◆ **AIM**
Write out every line below that includes the word "TetherUS".

Extracted data entries
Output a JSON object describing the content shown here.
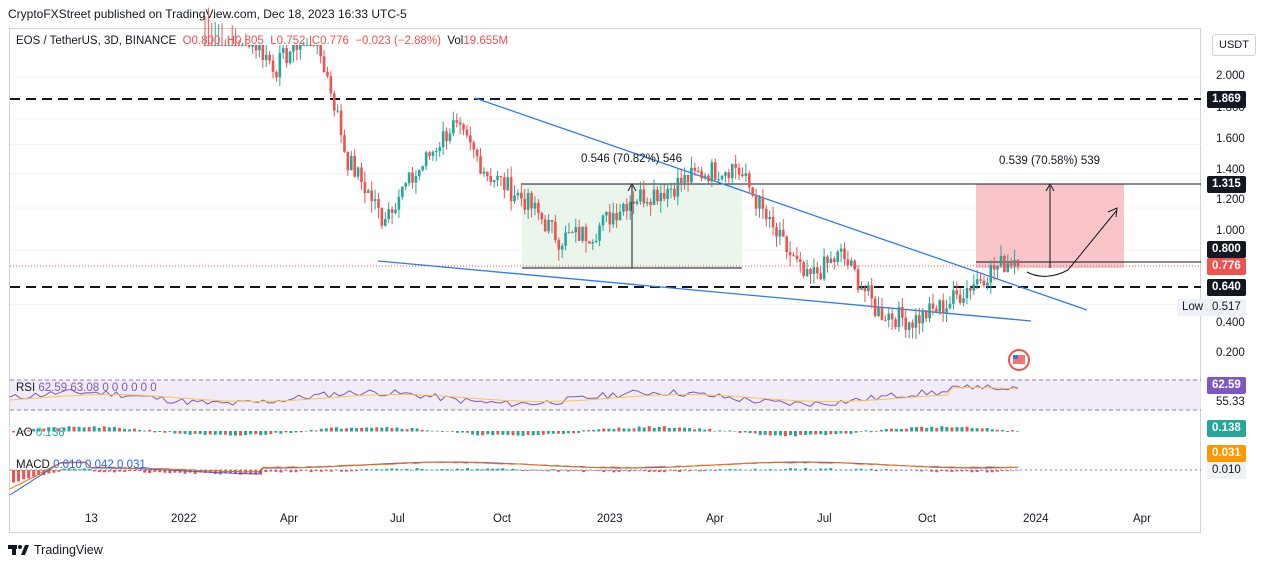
{
  "publisher_line": "CryptoFXStreet published on TradingView.com, Dec 18, 2023 16:33 UTC-5",
  "legend": {
    "symbol": "EOS / TetherUS, 3D, BINANCE",
    "open": "O0.800",
    "high": "H0.805",
    "low": "L0.752",
    "close": "C0.776",
    "change": "−0.023 (−2.88%)",
    "volume_label": "Vol",
    "volume": "19.655M"
  },
  "currency": "USDT",
  "colors": {
    "up": "#26a69a",
    "down": "#ef5350",
    "trendline": "#3179f5",
    "rsi": "#7e57c2",
    "rsi_ma": "#f7c948",
    "macd": "#2962ff",
    "signal": "#ff6d00"
  },
  "price_tags": {
    "level_1869": "1.869",
    "level_1315": "1.315",
    "level_0800": "0.800",
    "last": "0.776",
    "level_0640": "0.640",
    "low_label": "Low",
    "low_value": "0.517"
  },
  "annotations": {
    "range_measure": "0.546 (70.82%) 546",
    "target_measure": "0.539 (70.58%) 539"
  },
  "indicators": {
    "rsi_label": "RSI",
    "rsi_values": "62.59  63.08  0  0  0  0  0  0",
    "rsi_tag": "62.59",
    "rsi_ma_tag": "55.33",
    "ao_label": "AO",
    "ao_value": "0.138",
    "ao_tag": "0.138",
    "macd_label": "MACD",
    "macd_values": "0.010  0.042  0.031",
    "macd_tag_signal": "0.031",
    "macd_tag_hist": "0.010"
  },
  "footer": "TradingView",
  "chart_data": {
    "type": "candlestick",
    "title": "EOS / TetherUS, 3D, BINANCE",
    "y_axis": {
      "scale": "log",
      "ticks": [
        2.0,
        1.8,
        1.6,
        1.4,
        1.2,
        1.0,
        0.8,
        0.6,
        0.4,
        0.2
      ]
    },
    "x_ticks": [
      "13",
      "2022",
      "Apr",
      "Jul",
      "Oct",
      "2023",
      "Apr",
      "Jul",
      "Oct",
      "2024",
      "Apr"
    ],
    "horizontal_levels": [
      1.869,
      1.315,
      0.8,
      0.64
    ],
    "last_price": 0.776,
    "low": 0.517,
    "series": [
      {
        "name": "close",
        "x": [
          "2022-01",
          "2022-02",
          "2022-03",
          "2022-04",
          "2022-05",
          "2022-06",
          "2022-07",
          "2022-08",
          "2022-09",
          "2022-10",
          "2022-11",
          "2022-12",
          "2023-01",
          "2023-02",
          "2023-03",
          "2023-04",
          "2023-05",
          "2023-06",
          "2023-07",
          "2023-08",
          "2023-09",
          "2023-10",
          "2023-11",
          "2023-12"
        ],
        "values": [
          2.9,
          2.6,
          2.1,
          2.6,
          1.3,
          0.95,
          1.2,
          1.55,
          1.2,
          1.05,
          0.85,
          0.88,
          1.05,
          1.1,
          1.2,
          1.25,
          0.9,
          0.68,
          0.78,
          0.58,
          0.55,
          0.6,
          0.7,
          0.776
        ]
      }
    ],
    "rsi": {
      "value": 62.59,
      "ma": 55.33
    },
    "ao": {
      "value": 0.138
    },
    "macd": {
      "macd": 0.042,
      "signal": 0.031,
      "histogram": 0.01
    }
  }
}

◆ **ANSWER TO THE EXERCISE**
    "symbol": "EOS / TetherUS, 3D, BINANCE",
    "title": "EOS / TetherUS, 3D, BINANCE",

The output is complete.